**Work required:** Report only the number of lines that hold the word "pour".

**Records for this exercise:**
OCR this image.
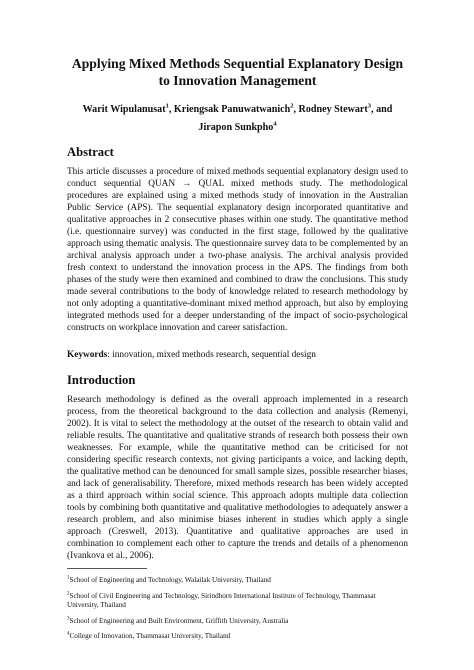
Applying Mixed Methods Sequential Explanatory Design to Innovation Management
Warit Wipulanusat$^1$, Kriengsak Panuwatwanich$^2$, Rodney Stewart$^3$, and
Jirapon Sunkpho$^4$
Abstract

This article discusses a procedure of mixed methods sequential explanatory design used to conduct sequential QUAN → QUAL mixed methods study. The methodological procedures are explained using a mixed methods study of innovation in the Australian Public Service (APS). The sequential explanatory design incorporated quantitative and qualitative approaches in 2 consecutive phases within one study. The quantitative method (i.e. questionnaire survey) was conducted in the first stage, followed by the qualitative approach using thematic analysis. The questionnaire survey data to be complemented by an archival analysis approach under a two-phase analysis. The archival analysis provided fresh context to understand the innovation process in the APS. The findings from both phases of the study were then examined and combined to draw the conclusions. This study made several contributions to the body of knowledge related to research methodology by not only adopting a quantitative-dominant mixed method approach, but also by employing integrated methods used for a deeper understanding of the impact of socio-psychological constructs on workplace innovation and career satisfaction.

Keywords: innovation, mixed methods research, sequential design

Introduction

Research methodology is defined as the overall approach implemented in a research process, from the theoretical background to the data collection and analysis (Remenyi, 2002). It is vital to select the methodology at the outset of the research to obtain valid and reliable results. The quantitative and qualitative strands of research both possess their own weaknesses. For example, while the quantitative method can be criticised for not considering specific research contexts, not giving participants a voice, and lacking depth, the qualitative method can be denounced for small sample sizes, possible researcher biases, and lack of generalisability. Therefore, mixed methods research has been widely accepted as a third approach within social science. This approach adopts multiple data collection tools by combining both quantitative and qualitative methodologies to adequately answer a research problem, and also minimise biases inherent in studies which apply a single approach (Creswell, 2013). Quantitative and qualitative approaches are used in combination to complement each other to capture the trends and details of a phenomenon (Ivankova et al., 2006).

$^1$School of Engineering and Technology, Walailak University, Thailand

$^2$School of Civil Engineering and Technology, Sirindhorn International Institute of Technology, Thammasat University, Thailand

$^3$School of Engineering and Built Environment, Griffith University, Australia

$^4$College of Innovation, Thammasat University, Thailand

==

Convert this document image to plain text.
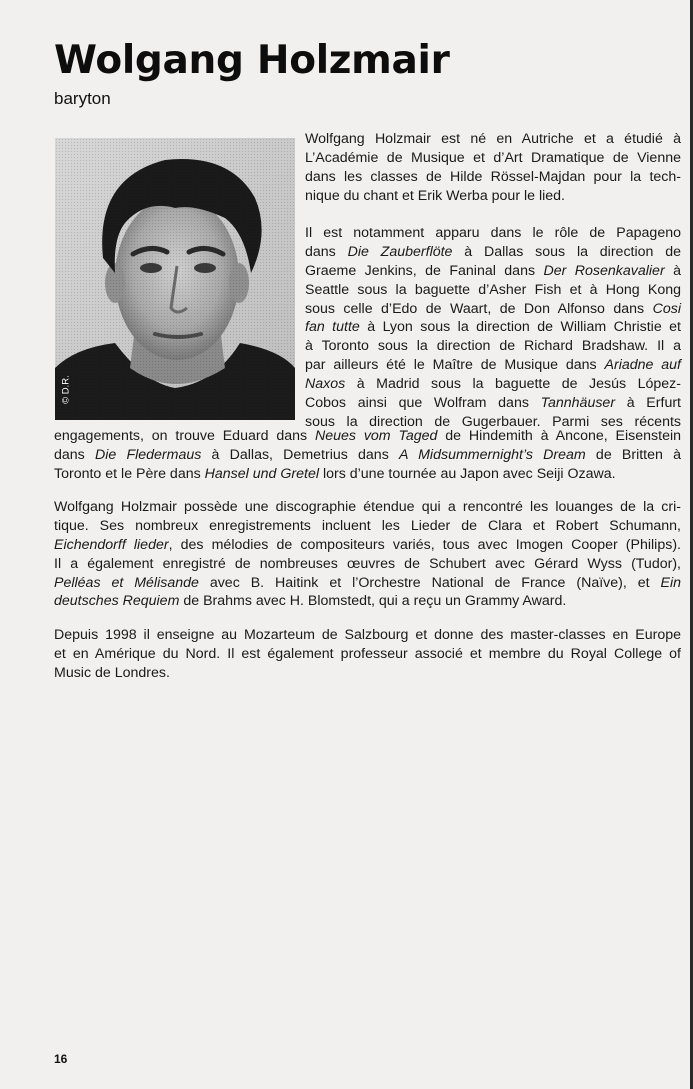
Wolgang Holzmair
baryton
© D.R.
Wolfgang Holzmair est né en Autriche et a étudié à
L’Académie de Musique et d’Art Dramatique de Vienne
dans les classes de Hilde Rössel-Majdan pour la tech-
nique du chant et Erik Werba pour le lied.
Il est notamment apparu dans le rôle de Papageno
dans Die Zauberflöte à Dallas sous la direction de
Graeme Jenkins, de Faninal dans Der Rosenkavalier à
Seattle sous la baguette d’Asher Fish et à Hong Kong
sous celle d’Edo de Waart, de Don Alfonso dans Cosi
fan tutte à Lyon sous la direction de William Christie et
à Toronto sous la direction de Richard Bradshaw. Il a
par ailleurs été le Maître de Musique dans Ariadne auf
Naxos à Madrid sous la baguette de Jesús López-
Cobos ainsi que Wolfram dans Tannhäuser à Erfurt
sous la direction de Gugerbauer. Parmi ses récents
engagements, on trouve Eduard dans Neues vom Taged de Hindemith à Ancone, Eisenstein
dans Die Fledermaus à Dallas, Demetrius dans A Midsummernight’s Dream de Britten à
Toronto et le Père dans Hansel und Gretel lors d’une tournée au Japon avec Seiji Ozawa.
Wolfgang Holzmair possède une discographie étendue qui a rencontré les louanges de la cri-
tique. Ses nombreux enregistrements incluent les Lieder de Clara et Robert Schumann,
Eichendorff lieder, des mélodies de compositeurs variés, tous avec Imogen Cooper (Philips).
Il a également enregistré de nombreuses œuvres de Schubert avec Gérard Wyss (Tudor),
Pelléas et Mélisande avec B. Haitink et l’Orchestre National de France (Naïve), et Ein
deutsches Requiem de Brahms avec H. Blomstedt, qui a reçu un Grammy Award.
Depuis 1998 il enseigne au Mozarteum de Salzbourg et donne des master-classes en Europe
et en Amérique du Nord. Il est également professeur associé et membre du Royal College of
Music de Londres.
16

* * *

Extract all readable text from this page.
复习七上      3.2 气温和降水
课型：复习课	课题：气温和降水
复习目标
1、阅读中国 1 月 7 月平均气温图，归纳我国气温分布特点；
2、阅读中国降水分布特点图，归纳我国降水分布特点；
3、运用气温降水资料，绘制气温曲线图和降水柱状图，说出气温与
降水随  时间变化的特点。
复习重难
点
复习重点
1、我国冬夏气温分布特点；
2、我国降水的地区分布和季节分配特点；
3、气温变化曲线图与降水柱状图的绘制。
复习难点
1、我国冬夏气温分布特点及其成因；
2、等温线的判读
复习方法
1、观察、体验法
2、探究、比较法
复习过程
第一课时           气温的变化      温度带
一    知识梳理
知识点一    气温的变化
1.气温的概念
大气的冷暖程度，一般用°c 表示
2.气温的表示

**The completed task:** 2